- _Exercise_: Only the lines holding the string "label" are needed. Copy each one.

(Saved entries)
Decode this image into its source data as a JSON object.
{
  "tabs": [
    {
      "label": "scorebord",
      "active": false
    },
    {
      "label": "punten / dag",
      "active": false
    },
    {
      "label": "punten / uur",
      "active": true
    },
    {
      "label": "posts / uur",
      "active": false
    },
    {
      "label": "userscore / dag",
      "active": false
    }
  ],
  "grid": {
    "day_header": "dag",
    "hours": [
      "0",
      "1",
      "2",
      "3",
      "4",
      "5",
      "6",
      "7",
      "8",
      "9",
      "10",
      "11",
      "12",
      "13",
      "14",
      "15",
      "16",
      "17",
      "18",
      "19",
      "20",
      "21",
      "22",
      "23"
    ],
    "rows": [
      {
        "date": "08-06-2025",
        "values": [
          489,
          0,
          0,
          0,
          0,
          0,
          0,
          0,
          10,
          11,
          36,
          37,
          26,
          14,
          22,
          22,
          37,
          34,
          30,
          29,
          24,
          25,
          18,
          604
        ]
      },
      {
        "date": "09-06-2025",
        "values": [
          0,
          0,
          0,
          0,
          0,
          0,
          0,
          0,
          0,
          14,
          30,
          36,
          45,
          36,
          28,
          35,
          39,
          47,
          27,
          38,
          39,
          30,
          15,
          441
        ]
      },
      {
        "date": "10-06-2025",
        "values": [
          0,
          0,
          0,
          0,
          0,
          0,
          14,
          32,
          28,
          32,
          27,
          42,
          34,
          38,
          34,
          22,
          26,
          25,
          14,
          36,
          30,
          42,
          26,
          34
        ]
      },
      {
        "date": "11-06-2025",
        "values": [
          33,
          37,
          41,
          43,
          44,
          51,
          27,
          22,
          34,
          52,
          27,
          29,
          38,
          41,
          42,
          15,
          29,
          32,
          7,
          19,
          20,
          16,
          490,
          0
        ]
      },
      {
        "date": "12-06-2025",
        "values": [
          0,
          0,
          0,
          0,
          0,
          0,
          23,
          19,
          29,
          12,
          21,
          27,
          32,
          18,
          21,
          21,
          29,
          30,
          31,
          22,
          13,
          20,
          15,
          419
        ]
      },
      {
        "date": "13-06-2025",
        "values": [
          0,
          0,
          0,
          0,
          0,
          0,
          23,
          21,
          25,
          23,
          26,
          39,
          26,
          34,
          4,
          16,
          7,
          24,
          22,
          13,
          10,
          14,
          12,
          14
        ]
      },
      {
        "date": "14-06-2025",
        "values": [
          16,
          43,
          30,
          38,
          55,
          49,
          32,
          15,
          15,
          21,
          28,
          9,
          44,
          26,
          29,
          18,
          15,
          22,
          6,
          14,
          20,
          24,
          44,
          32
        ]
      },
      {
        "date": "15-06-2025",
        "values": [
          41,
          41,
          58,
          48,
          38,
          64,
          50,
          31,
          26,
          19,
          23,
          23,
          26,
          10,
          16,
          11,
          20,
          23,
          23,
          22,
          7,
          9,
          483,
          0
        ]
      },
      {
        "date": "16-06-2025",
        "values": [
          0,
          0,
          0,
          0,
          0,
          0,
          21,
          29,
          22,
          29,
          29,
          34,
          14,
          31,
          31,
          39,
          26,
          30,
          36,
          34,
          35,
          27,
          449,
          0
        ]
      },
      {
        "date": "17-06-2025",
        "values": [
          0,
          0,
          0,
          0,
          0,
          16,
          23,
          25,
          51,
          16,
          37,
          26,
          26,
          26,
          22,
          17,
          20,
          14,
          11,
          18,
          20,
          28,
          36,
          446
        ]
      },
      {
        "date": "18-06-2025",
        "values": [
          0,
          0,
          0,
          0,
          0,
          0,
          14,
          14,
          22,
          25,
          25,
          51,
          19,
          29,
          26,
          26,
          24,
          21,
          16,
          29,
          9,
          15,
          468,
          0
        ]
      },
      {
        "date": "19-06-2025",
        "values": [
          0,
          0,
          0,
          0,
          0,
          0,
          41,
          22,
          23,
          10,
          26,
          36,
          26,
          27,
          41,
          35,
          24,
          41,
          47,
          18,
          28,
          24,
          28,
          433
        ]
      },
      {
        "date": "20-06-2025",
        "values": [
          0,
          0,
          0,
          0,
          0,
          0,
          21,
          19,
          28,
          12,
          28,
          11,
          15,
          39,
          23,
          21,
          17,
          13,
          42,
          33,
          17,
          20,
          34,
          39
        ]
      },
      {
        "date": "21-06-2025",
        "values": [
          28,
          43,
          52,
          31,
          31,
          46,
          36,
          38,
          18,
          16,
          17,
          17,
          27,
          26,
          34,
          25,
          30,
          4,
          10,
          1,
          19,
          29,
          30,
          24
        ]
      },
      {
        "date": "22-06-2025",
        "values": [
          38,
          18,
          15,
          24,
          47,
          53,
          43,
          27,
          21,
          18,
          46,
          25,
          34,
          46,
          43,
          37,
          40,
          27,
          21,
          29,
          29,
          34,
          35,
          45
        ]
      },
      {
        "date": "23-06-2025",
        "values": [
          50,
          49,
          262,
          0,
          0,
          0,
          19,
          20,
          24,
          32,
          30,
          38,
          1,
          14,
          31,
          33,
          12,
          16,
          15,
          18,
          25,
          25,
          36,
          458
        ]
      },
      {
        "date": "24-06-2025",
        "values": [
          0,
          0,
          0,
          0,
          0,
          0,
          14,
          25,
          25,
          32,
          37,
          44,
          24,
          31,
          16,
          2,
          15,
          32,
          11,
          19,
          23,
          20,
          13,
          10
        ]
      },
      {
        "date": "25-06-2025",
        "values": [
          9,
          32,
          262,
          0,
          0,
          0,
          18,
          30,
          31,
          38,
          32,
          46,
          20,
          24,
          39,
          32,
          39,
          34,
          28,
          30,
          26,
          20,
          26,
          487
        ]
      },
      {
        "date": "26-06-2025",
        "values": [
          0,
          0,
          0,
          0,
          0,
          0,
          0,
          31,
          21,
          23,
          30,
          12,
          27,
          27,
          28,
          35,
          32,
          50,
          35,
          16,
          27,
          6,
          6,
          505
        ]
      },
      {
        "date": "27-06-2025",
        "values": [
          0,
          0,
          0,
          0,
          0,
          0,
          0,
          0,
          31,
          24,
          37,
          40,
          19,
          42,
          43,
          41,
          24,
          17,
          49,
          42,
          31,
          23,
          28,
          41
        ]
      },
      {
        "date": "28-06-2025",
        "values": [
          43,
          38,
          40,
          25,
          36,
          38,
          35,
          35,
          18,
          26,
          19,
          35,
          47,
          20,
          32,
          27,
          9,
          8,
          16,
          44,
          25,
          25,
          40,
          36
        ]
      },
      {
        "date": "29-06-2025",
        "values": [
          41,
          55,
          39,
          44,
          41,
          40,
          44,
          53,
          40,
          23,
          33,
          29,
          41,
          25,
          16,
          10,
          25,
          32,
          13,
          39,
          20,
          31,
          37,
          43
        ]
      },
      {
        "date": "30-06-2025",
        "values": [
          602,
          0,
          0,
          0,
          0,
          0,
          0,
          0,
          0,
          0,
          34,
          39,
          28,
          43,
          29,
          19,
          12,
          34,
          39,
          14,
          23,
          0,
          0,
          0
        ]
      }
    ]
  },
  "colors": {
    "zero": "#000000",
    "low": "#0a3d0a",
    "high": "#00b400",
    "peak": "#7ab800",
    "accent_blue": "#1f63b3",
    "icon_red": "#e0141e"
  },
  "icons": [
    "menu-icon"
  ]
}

- _Finished task_:
      "label": "scorebord",
      "label": "punten / dag",
      "label": "punten / uur",
      "label": "posts / uur",
      "label": "userscore / dag",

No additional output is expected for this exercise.